What to do: Write what comes next in the post below about the stereo speaker swindle, starting after its last sentence.

Source extract:
— begin —

Ah . . . I was wondering why . . .


On 06/18/05 07:53 ET, SBD said...
I thought some might find this news story interesting.
This scam has a history dating back to the late
1980's.

St. Louis Post-Dispatch (Missouri) February 16,
1990, FRIDAY, FIVE STAR Edition

4 BROTHERS INDICTED IN SWINDLE

Tim Bryant Of the Post-Dispatch Staff

Four brothers and companies they controlled were
indicted here Thursday in a multimillion-dollar
stereo speaker scam that authorities said operated
throughout North America and in Australia. The
scheme started slowly in 1982 but ran up more
than $24 million in sales during the last 18 months
of its operation, authorities said. Proceeds were
from cash sales of poor-quality speakers passed
off as speakers worth $849 each. Typically, young
men recruited as salesmen peddled the speakers
from the backs of vans, authorities said. Salesmen
falsely told customers they were deliverymen who
had been loaded with more speakers than they were
supposed to deliver, the indictment said. James
G. Martin, the assistant U.S. attorney who brought
the indictment, said federal authorities - including
Internal Revenue Service agents - began investigating
the case July 13. They were helped by some former
sales people. ''We have many former employees
as witnesses,'' Martin said. Among those indicted
were Ray, Gary, Thomas and Robert Sophie, brothers
from the Chicago area. Gary Sophie was president
of Network Sound Inc., of Schaumburg, Ill., Network
Sound is one of five companies charged in the
indictment, all in Schaumburg. The indictment
identified the other Sophie brothers as executives
of the companies. Network Sound began making the
speakers in Schaumburg in 1987 and distributed
them to other companies it controlled, Martin
said. The Sophies, all in their 30s, were expected
to surrender soon to federal authorities here.

— end —

Given information:
— begin —

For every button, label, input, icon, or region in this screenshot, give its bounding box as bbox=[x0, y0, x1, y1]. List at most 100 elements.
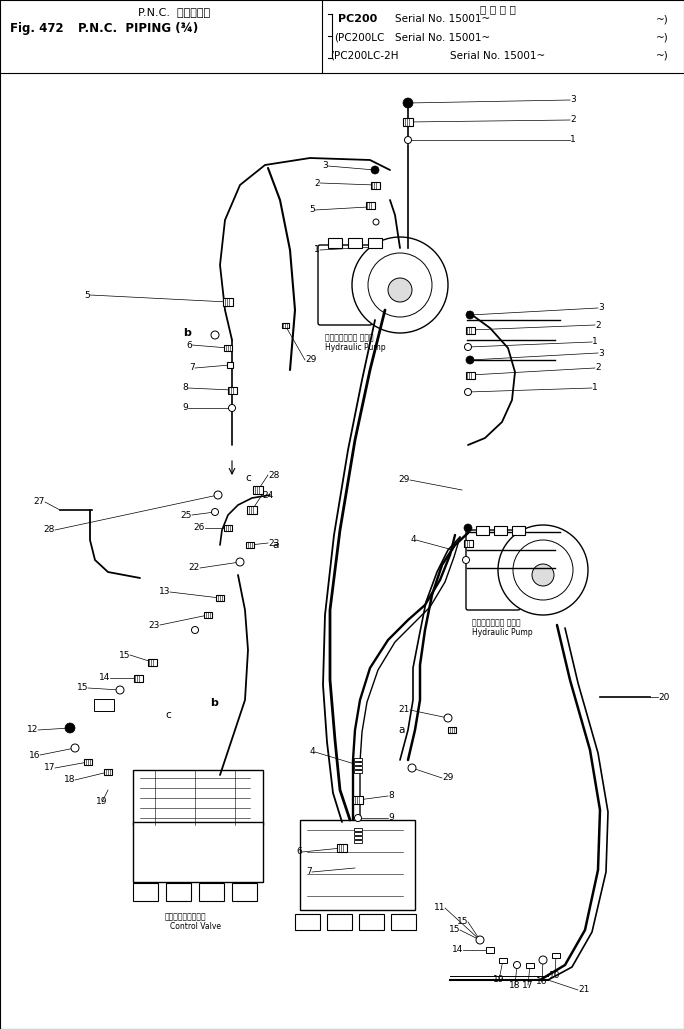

— end —

Task response:
Although the speakers came in large cabinets and
were packaged to make them appear expensive, each
speaker cost only $35 to build, Martin said. The
indictment said the sales scheme worked this way:
Salesmen told customers that the speakers normally
were available to bars and other commercial establishments
only. Phony invoices showed that the speakers
sold for $849. The salesmen would then sell customers
a pair of speakers, usually for $200 to $500 in
cash. The sellers were aggressive, hawking the
speakers on parking lots, at gas stations and
sometimes in moving traffic. The speakers, known
as Acoustic Monitor dbIV and Dynamic Audio 1901,
were sold here in the first half of 1988 and last
summer, authorities said. The indictment said
the defendants operated offices in more than 40
cities in the United States, Canada and Australia.
Indicted with the Sophies were: Thomas McGough,
Michael O'Hare and Guy Follet Jr., said to be
officers or managers of some of the companies
charged. McGough is from the Chicago area. No
other information was available about O'Hare or
Follet. The indictment charged the defendants
with mail fraud, wire fraud and money laundering.

SBD

Which only goes to prove there's no con like an old con.